Verbatim output of all the material below is required.

--- BEGIN DATA EXTRACT ---

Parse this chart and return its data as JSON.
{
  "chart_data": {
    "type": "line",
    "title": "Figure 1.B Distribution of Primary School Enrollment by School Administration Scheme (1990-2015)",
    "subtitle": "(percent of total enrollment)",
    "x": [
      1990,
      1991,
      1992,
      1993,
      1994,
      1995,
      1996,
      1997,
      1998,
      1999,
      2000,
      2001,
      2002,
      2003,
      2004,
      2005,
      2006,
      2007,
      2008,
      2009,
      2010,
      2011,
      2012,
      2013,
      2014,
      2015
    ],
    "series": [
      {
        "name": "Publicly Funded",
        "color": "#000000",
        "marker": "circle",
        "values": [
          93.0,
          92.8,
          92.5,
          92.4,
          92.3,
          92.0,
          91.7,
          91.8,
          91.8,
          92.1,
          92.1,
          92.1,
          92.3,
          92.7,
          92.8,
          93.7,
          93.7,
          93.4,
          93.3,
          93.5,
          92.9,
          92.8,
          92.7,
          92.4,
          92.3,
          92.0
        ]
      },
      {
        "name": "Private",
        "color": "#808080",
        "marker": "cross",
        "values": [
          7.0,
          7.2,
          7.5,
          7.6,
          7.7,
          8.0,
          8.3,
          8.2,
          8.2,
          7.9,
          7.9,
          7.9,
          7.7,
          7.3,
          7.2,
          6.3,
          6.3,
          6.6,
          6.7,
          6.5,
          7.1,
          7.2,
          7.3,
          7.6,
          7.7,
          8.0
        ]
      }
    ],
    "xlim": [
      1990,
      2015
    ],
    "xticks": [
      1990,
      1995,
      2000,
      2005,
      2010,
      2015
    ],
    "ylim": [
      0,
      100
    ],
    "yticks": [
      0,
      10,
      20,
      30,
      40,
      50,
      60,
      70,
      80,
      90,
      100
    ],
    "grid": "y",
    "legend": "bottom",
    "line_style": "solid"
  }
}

--- END DATA EXTRACT ---

ANSWER TO THE PROBLEM →
Parse this chart and return its data as JSON.
{
  "chart_data": {
    "type": "line",
    "title": "Figure 1.B Distribution of Primary School Enrollment by School Administration Scheme (1990-2015)",
    "subtitle": "(percent of total enrollment)",
    "x": [
      1990,
      1991,
      1992,
      1993,
      1994,
      1995,
      1996,
      1997,
      1998,
      1999,
      2000,
      2001,
      2002,
      2003,
      2004,
      2005,
      2006,
      2007,
      2008,
      2009,
      2010,
      2011,
      2012,
      2013,
      2014,
      2015
    ],
    "series": [
      {
        "name": "Publicly Funded",
        "color": "#000000",
        "marker": "circle",
        "values": [
          93.0,
          92.8,
          92.5,
          92.4,
          92.3,
          92.0,
          91.7,
          91.8,
          91.8,
          92.1,
          92.1,
          92.1,
          92.3,
          92.7,
          92.8,
          93.7,
          93.7,
          93.4,
          93.3,
          93.5,
          92.9,
          92.8,
          92.7,
          92.4,
          92.3,
          92.0
        ]
      },
      {
        "name": "Private",
        "color": "#808080",
        "marker": "cross",
        "values": [
          7.0,
          7.2,
          7.5,
          7.6,
          7.7,
          8.0,
          8.3,
          8.2,
          8.2,
          7.9,
          7.9,
          7.9,
          7.7,
          7.3,
          7.2,
          6.3,
          6.3,
          6.6,
          6.7,
          6.5,
          7.1,
          7.2,
          7.3,
          7.6,
          7.7,
          8.0
        ]
      }
    ],
    "xlim": [
      1990,
      2015
    ],
    "xticks": [
      1990,
      1995,
      2000,
      2005,
      2010,
      2015
    ],
    "ylim": [
      0,
      100
    ],
    "yticks": [
      0,
      10,
      20,
      30,
      40,
      50,
      60,
      70,
      80,
      90,
      100
    ],
    "grid": "y",
    "legend": "bottom",
    "line_style": "solid"
  }
}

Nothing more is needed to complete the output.